### MATERIAL FOR THIS TASK
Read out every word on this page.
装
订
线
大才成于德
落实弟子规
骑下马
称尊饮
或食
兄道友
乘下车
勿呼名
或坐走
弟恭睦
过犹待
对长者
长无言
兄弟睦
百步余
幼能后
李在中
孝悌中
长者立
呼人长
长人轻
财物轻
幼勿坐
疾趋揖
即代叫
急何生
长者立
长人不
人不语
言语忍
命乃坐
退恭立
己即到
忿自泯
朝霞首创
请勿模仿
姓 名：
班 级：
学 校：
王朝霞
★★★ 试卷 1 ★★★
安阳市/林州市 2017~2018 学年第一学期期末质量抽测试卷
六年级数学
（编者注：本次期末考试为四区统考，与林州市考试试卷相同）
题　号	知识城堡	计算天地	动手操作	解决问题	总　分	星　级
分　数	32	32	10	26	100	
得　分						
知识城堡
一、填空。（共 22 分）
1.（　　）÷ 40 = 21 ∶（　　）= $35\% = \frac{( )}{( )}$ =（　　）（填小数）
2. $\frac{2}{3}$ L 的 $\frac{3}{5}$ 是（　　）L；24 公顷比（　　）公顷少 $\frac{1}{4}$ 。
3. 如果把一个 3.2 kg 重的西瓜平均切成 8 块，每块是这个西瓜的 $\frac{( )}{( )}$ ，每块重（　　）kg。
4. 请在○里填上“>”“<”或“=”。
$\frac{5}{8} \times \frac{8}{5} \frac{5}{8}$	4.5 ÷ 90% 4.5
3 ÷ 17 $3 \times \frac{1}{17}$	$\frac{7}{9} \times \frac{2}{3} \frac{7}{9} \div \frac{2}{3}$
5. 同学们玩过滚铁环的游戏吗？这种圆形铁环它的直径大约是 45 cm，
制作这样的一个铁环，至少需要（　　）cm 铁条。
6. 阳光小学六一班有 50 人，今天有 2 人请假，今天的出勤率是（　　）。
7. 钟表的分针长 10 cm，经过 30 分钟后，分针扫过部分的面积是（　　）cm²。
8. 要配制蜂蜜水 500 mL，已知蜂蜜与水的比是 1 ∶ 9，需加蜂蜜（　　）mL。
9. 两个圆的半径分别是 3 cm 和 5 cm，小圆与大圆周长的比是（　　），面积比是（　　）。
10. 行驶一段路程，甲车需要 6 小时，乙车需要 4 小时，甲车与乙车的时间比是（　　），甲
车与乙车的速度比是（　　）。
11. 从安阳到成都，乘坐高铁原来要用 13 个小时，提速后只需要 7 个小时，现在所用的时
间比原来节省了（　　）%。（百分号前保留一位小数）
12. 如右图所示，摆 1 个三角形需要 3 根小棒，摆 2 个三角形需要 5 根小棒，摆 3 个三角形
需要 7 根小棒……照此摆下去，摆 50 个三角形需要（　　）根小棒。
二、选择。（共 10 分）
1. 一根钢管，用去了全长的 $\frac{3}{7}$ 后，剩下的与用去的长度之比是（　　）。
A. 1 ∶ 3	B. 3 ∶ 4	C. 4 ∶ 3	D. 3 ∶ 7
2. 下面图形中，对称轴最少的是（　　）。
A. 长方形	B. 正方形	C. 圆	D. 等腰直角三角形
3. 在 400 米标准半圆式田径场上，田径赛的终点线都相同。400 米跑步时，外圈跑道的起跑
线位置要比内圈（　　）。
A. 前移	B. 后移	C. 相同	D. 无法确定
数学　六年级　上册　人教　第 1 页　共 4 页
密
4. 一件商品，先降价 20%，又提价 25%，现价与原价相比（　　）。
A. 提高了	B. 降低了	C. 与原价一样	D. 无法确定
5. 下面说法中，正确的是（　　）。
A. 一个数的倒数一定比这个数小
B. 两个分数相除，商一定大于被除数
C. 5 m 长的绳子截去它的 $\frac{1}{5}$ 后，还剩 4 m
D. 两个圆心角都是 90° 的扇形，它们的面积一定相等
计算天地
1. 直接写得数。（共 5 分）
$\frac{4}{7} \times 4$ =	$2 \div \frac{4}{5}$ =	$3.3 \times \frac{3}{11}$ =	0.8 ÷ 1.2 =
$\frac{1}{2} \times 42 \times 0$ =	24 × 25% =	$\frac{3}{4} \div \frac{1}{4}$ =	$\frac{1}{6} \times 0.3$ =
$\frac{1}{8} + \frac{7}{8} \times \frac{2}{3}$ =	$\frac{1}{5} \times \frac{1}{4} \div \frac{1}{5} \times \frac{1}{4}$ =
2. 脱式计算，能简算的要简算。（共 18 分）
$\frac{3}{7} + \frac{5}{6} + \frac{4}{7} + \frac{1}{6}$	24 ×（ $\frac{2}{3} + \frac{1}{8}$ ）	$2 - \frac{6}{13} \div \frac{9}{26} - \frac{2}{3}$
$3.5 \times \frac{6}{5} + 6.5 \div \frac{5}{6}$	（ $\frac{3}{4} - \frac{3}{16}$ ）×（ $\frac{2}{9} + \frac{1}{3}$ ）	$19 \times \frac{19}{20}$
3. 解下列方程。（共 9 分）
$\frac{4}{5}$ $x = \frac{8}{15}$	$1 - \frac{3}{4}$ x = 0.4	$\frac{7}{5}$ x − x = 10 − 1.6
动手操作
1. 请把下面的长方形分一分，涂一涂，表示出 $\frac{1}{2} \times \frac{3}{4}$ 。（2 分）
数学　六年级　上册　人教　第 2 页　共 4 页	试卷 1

### THE REQUEST
Repeat the data above exactly.

### RESULT BELOW
Read out every word on this page.
装
订
线
大才成于德
落实弟子规
骑下马
称尊饮
或食
兄道友
乘下车
勿呼名
或坐走
弟恭睦
过犹待
对长者
长无言
兄弟睦
百步余
幼能后
李在中
孝悌中
长者立
呼人长
长人轻
财物轻
幼勿坐
疾趋揖
即代叫
急何生
长者立
长人不
人不语
言语忍
命乃坐
退恭立
己即到
忿自泯
朝霞首创
请勿模仿
姓 名：
班 级：
学 校：
王朝霞
★★★ 试卷 1 ★★★
安阳市/林州市 2017~2018 学年第一学期期末质量抽测试卷
六年级数学
（编者注：本次期末考试为四区统考，与林州市考试试卷相同）
题　号	知识城堡	计算天地	动手操作	解决问题	总　分	星　级
分　数	32	32	10	26	100	
得　分						
知识城堡
一、填空。（共 22 分）
1.（　　）÷ 40 = 21 ∶（　　）= $35\% = \frac{( )}{( )}$ =（　　）（填小数）
2. $\frac{2}{3}$ L 的 $\frac{3}{5}$ 是（　　）L；24 公顷比（　　）公顷少 $\frac{1}{4}$ 。
3. 如果把一个 3.2 kg 重的西瓜平均切成 8 块，每块是这个西瓜的 $\frac{( )}{( )}$ ，每块重（　　）kg。
4. 请在○里填上“>”“<”或“=”。
$\frac{5}{8} \times \frac{8}{5} \frac{5}{8}$	4.5 ÷ 90% 4.5
3 ÷ 17 $3 \times \frac{1}{17}$	$\frac{7}{9} \times \frac{2}{3} \frac{7}{9} \div \frac{2}{3}$
5. 同学们玩过滚铁环的游戏吗？这种圆形铁环它的直径大约是 45 cm，
制作这样的一个铁环，至少需要（　　）cm 铁条。
6. 阳光小学六一班有 50 人，今天有 2 人请假，今天的出勤率是（　　）。
7. 钟表的分针长 10 cm，经过 30 分钟后，分针扫过部分的面积是（　　）cm²。
8. 要配制蜂蜜水 500 mL，已知蜂蜜与水的比是 1 ∶ 9，需加蜂蜜（　　）mL。
9. 两个圆的半径分别是 3 cm 和 5 cm，小圆与大圆周长的比是（　　），面积比是（　　）。
10. 行驶一段路程，甲车需要 6 小时，乙车需要 4 小时，甲车与乙车的时间比是（　　），甲
车与乙车的速度比是（　　）。
11. 从安阳到成都，乘坐高铁原来要用 13 个小时，提速后只需要 7 个小时，现在所用的时
间比原来节省了（　　）%。（百分号前保留一位小数）
12. 如右图所示，摆 1 个三角形需要 3 根小棒，摆 2 个三角形需要 5 根小棒，摆 3 个三角形
需要 7 根小棒……照此摆下去，摆 50 个三角形需要（　　）根小棒。
二、选择。（共 10 分）
1. 一根钢管，用去了全长的 $\frac{3}{7}$ 后，剩下的与用去的长度之比是（　　）。
A. 1 ∶ 3	B. 3 ∶ 4	C. 4 ∶ 3	D. 3 ∶ 7
2. 下面图形中，对称轴最少的是（　　）。
A. 长方形	B. 正方形	C. 圆	D. 等腰直角三角形
3. 在 400 米标准半圆式田径场上，田径赛的终点线都相同。400 米跑步时，外圈跑道的起跑
线位置要比内圈（　　）。
A. 前移	B. 后移	C. 相同	D. 无法确定
数学　六年级　上册　人教　第 1 页　共 4 页
密
4. 一件商品，先降价 20%，又提价 25%，现价与原价相比（　　）。
A. 提高了	B. 降低了	C. 与原价一样	D. 无法确定
5. 下面说法中，正确的是（　　）。
A. 一个数的倒数一定比这个数小
B. 两个分数相除，商一定大于被除数
C. 5 m 长的绳子截去它的 $\frac{1}{5}$ 后，还剩 4 m
D. 两个圆心角都是 90° 的扇形，它们的面积一定相等
计算天地
1. 直接写得数。（共 5 分）
$\frac{4}{7} \times 4$ =	$2 \div \frac{4}{5}$ =	$3.3 \times \frac{3}{11}$ =	0.8 ÷ 1.2 =
$\frac{1}{2} \times 42 \times 0$ =	24 × 25% =	$\frac{3}{4} \div \frac{1}{4}$ =	$\frac{1}{6} \times 0.3$ =
$\frac{1}{8} + \frac{7}{8} \times \frac{2}{3}$ =	$\frac{1}{5} \times \frac{1}{4} \div \frac{1}{5} \times \frac{1}{4}$ =
2. 脱式计算，能简算的要简算。（共 18 分）
$\frac{3}{7} + \frac{5}{6} + \frac{4}{7} + \frac{1}{6}$	24 ×（ $\frac{2}{3} + \frac{1}{8}$ ）	$2 - \frac{6}{13} \div \frac{9}{26} - \frac{2}{3}$
$3.5 \times \frac{6}{5} + 6.5 \div \frac{5}{6}$	（ $\frac{3}{4} - \frac{3}{16}$ ）×（ $\frac{2}{9} + \frac{1}{3}$ ）	$19 \times \frac{19}{20}$
3. 解下列方程。（共 9 分）
$\frac{4}{5}$ $x = \frac{8}{15}$	$1 - \frac{3}{4}$ x = 0.4	$\frac{7}{5}$ x − x = 10 − 1.6
动手操作
1. 请把下面的长方形分一分，涂一涂，表示出 $\frac{1}{2} \times \frac{3}{4}$ 。（2 分）
数学　六年级　上册　人教　第 2 页　共 4 页	试卷 1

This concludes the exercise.